» **WRITTEN PROBLEM**
Below are the records; locate each line with the word "JSON" and copy it.

━━━━━━━━━━━━━━━━

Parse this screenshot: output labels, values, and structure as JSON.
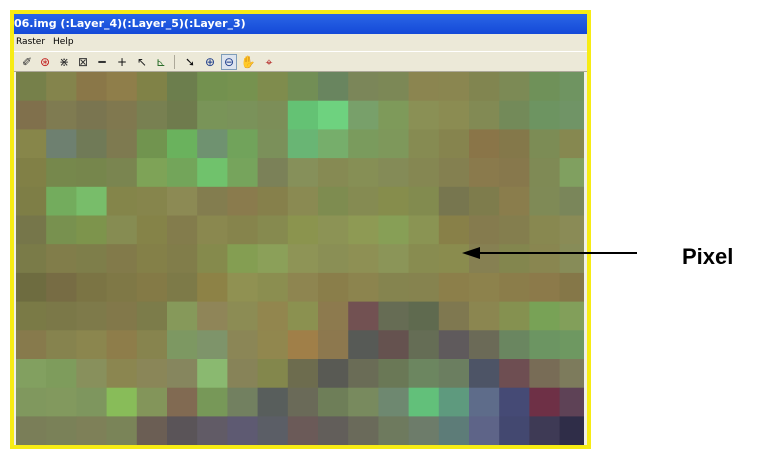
{
  "window": {
    "title": "06.img (:Layer_4)(:Layer_5)(:Layer_3)",
    "border_color": "#f7ec14",
    "title_color": "#1a55dd"
  },
  "menu": {
    "items": [
      "Raster",
      "Help"
    ]
  },
  "toolbar": {
    "tools": [
      {
        "icon": "eraser-icon",
        "glyph": "✐"
      },
      {
        "icon": "red-circle-icon",
        "glyph": "⊛"
      },
      {
        "icon": "shrink-arrows-icon",
        "glyph": "⋇"
      },
      {
        "icon": "expand-box-icon",
        "glyph": "⊠"
      },
      {
        "icon": "minus-icon",
        "glyph": "━"
      },
      {
        "icon": "crosshair-icon",
        "glyph": "+"
      },
      {
        "icon": "pointer-select-icon",
        "glyph": "↖"
      },
      {
        "icon": "chart-icon",
        "glyph": "⊾"
      },
      {
        "icon": "arrow-cursor-icon",
        "glyph": "➘"
      },
      {
        "icon": "zoom-in-icon",
        "glyph": "⊕"
      },
      {
        "icon": "zoom-out-icon",
        "glyph": "⊖"
      },
      {
        "icon": "pan-hand-icon",
        "glyph": "✋"
      },
      {
        "icon": "inquire-icon",
        "glyph": "⌖"
      }
    ]
  },
  "annotation": {
    "label": "Pixel"
  },
  "raster": {
    "rows": [
      [
        "#76804a",
        "#84844c",
        "#8a7748",
        "#8f7e4a",
        "#808247",
        "#6c7e4d",
        "#73914f",
        "#76924f",
        "#7f8c4d",
        "#728e55",
        "#69855f",
        "#7b8659",
        "#7c8856",
        "#8b8550",
        "#8a8650",
        "#818550",
        "#7c8a55",
        "#6f9159",
        "#6f9461"
      ],
      [
        "#80704c",
        "#7f7b51",
        "#7a7550",
        "#80784f",
        "#788051",
        "#6f7b4d",
        "#799458",
        "#7a925a",
        "#7c8e58",
        "#64c274",
        "#6ed27f",
        "#78a06a",
        "#7e9a5a",
        "#8a9055",
        "#8b8c52",
        "#828a54",
        "#738a59",
        "#6d9461",
        "#709466"
      ],
      [
        "#87864a",
        "#6e8070",
        "#707a57",
        "#7e7a50",
        "#71944f",
        "#6ab25d",
        "#6f9270",
        "#71a35b",
        "#7b905a",
        "#69b574",
        "#76ae6b",
        "#7a9b5d",
        "#7e985b",
        "#868b52",
        "#86844e",
        "#8a7548",
        "#84784a",
        "#7c8c55",
        "#868850"
      ],
      [
        "#818046",
        "#76884c",
        "#76864c",
        "#7a8550",
        "#7ea357",
        "#73a55a",
        "#70c26c",
        "#76a45c",
        "#7b8158",
        "#86905a",
        "#868a53",
        "#868f55",
        "#848b57",
        "#858752",
        "#848050",
        "#8a7a4c",
        "#87784c",
        "#7f8a55",
        "#80a060"
      ],
      [
        "#7e7e46",
        "#73ac5d",
        "#78bd6a",
        "#84854a",
        "#86854c",
        "#8c8a54",
        "#837d4f",
        "#8a7b4d",
        "#86804b",
        "#8a8a52",
        "#7e8c50",
        "#858b52",
        "#868d4c",
        "#828b4f",
        "#77764f",
        "#7e7c4c",
        "#8a7d4c",
        "#7f8a56",
        "#7a865a"
      ],
      [
        "#76764a",
        "#78914f",
        "#7d944c",
        "#868c52",
        "#858348",
        "#837c4c",
        "#8a884f",
        "#86844c",
        "#868a4f",
        "#8b944e",
        "#8c9355",
        "#8e9a54",
        "#879f56",
        "#8a9453",
        "#888048",
        "#857b4e",
        "#847e4e",
        "#888850",
        "#8a8b56"
      ],
      [
        "#7a7b48",
        "#817d4a",
        "#7e7e4a",
        "#827a4a",
        "#848048",
        "#817d4a",
        "#858a4c",
        "#849e52",
        "#8ba059",
        "#8e9456",
        "#8a8f55",
        "#8e9054",
        "#8b9558",
        "#888c50",
        "#8a8c4e",
        "#868052",
        "#83864e",
        "#898650",
        "#878c58"
      ],
      [
        "#6e6c40",
        "#776c44",
        "#7b7444",
        "#7f7846",
        "#847a46",
        "#7d7a48",
        "#8d8246",
        "#909152",
        "#8b8e50",
        "#8e8550",
        "#8a7e4a",
        "#8c844e",
        "#85844f",
        "#86834f",
        "#8c7f4a",
        "#8d824c",
        "#8b7d4a",
        "#8c7a4a",
        "#857748"
      ],
      [
        "#7a7a46",
        "#7b7848",
        "#7e7a4a",
        "#82784a",
        "#7c7c4a",
        "#86995a",
        "#8f8558",
        "#8c8c54",
        "#92864e",
        "#8b9150",
        "#8d7a4e",
        "#725152",
        "#666c54",
        "#5f6a4f",
        "#7f7850",
        "#8b8650",
        "#859150",
        "#78a256",
        "#829f5a"
      ],
      [
        "#877a4c",
        "#86834e",
        "#8b864e",
        "#8e7d4a",
        "#87844e",
        "#7d9862",
        "#7e946a",
        "#8b8656",
        "#91874e",
        "#a07f48",
        "#8d784e",
        "#575a56",
        "#65524f",
        "#656d55",
        "#5f5a5c",
        "#6b6a57",
        "#6a8660",
        "#6c9562",
        "#6e9861"
      ],
      [
        "#82a060",
        "#7e9c5c",
        "#88905c",
        "#8b8650",
        "#8a8658",
        "#86865e",
        "#8ab970",
        "#878358",
        "#83874c",
        "#6d6c4e",
        "#595a54",
        "#6a6c56",
        "#6a7856",
        "#6c8660",
        "#6b7e60",
        "#4d5466",
        "#6e4e52",
        "#786c56",
        "#7d7b5c"
      ],
      [
        "#80985e",
        "#82995e",
        "#7e965e",
        "#88bc59",
        "#83955a",
        "#816a52",
        "#779858",
        "#728060",
        "#585e5c",
        "#6a6a58",
        "#6e7e58",
        "#788a5e",
        "#6e8870",
        "#62c07a",
        "#5e9a7e",
        "#5e6c8a",
        "#454a75",
        "#6e3046",
        "#5e4256"
      ],
      [
        "#7a7e58",
        "#7a8158",
        "#7e8058",
        "#7a8458",
        "#6b5e54",
        "#5a5458",
        "#615b66",
        "#5e5a72",
        "#5b5e66",
        "#6b5a58",
        "#625e5a",
        "#6a6a5a",
        "#6e7a5e",
        "#6d7c6a",
        "#5d7c78",
        "#5e6488",
        "#434870",
        "#3e3a55",
        "#2f2d48"
      ]
    ]
  }
}
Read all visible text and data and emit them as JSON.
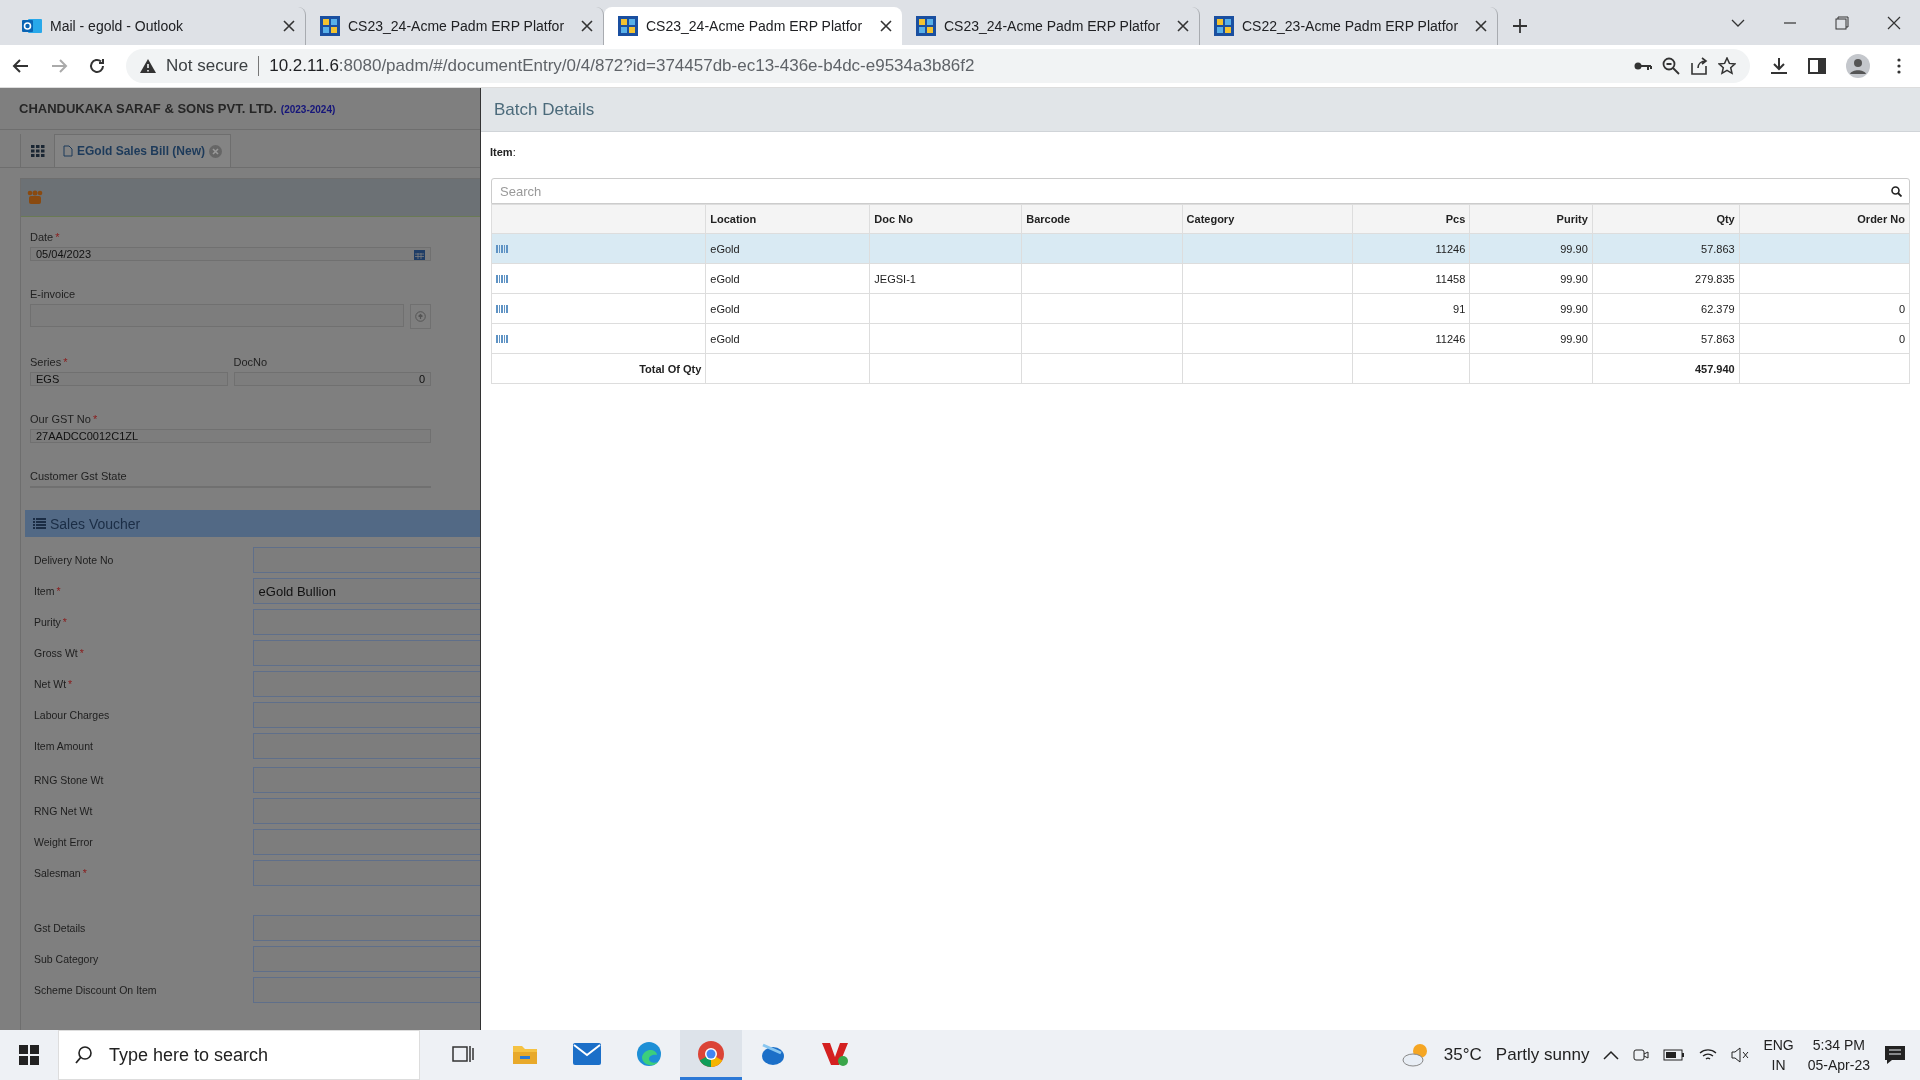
{
  "browser": {
    "tabs": [
      {
        "title": "Mail - egold - Outlook",
        "kind": "mail",
        "selected": false
      },
      {
        "title": "CS23_24-Acme Padm ERP Platfor",
        "kind": "erp",
        "selected": false
      },
      {
        "title": "CS23_24-Acme Padm ERP Platfor",
        "kind": "erp",
        "selected": true
      },
      {
        "title": "CS23_24-Acme Padm ERP Platfor",
        "kind": "erp",
        "selected": false
      },
      {
        "title": "CS22_23-Acme Padm ERP Platfor",
        "kind": "erp",
        "selected": false
      }
    ],
    "security": "Not secure",
    "url_host": "10.2.11.6",
    "url_rest": ":8080/padm/#/documentEntry/0/4/872?id=374457db-ec13-436e-b4dc-e9534a3b86f2"
  },
  "app": {
    "company": "CHANDUKAKA SARAF & SONS PVT. LTD.",
    "year": "(2023-2024)",
    "doc_tab": "EGold Sales Bill (New)",
    "required_mark": "*",
    "header_rows": [
      [
        {
          "label": "Date",
          "required": true,
          "value": "05/04/2023",
          "kind": "date"
        }
      ],
      [
        {
          "label": "E-invoice",
          "required": false,
          "kind": "upload"
        }
      ],
      [
        {
          "label": "Series",
          "required": true,
          "value": "EGS",
          "kind": "text"
        },
        {
          "label": "DocNo",
          "required": false,
          "value": "0",
          "kind": "number"
        }
      ],
      [
        {
          "label": "Our GST No",
          "required": true,
          "value": "27AADCC0012C1ZL",
          "kind": "text"
        }
      ],
      [
        {
          "label": "Customer Gst State",
          "required": false,
          "kind": "text"
        }
      ]
    ],
    "section": "Sales Voucher",
    "voucher_fields": [
      {
        "label": "Delivery Note No",
        "required": false
      },
      {
        "label": "Item",
        "required": true,
        "value": "eGold Bullion"
      },
      {
        "label": "Purity",
        "required": true
      },
      {
        "label": "Gross Wt",
        "required": true
      },
      {
        "label": "Net Wt",
        "required": true
      },
      {
        "label": "Labour Charges",
        "required": false
      },
      {
        "label": "Item Amount",
        "required": false
      },
      {
        "label": "RNG Stone Wt",
        "required": false
      },
      {
        "label": "RNG Net Wt",
        "required": false
      },
      {
        "label": "Weight Error",
        "required": false
      },
      {
        "label": "Salesman",
        "required": true
      },
      {
        "label": "Gst Details",
        "required": false
      },
      {
        "label": "Sub Category",
        "required": false
      },
      {
        "label": "Scheme Discount On Item",
        "required": false
      }
    ]
  },
  "dialog": {
    "title": "Batch Details",
    "item_label": "Item",
    "item_colon": ":",
    "search_placeholder": "Search",
    "columns": [
      "Location",
      "Doc No",
      "Barcode",
      "Category",
      "Pcs",
      "Purity",
      "Qty",
      "Order No"
    ],
    "rows": [
      {
        "selected": true,
        "location": "eGold",
        "pcs": "11246",
        "purity": "99.90",
        "qty": "57.863"
      },
      {
        "selected": false,
        "location": "eGold",
        "doc_no": "JEGSI-1",
        "pcs": "11458",
        "purity": "99.90",
        "qty": "279.835"
      },
      {
        "selected": false,
        "location": "eGold",
        "pcs": "91",
        "purity": "99.90",
        "qty": "62.379",
        "order_no": "0"
      },
      {
        "selected": false,
        "location": "eGold",
        "pcs": "11246",
        "purity": "99.90",
        "qty": "57.863",
        "order_no": "0"
      }
    ],
    "total_label": "Total Of Qty",
    "total_qty": "457.940"
  },
  "taskbar": {
    "search_placeholder": "Type here to search",
    "temperature": "35°C",
    "weather": "Partly sunny",
    "lang": "ENG",
    "region": "IN",
    "time": "5:34 PM",
    "date": "05-Apr-23",
    "apps": [
      {
        "kind": "taskview",
        "active": false
      },
      {
        "kind": "folder",
        "active": false
      },
      {
        "kind": "mail",
        "active": false
      },
      {
        "kind": "edge",
        "active": false
      },
      {
        "kind": "chrome",
        "active": true
      },
      {
        "kind": "app",
        "active": false
      },
      {
        "kind": "v",
        "active": false
      }
    ]
  }
}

━━━━━━━━━━━━━━━━

» **CORRECT RESULT**
Parse this screenshot: output labels, values, and structure as JSON.
Read all visible text and data and emit them as JSON.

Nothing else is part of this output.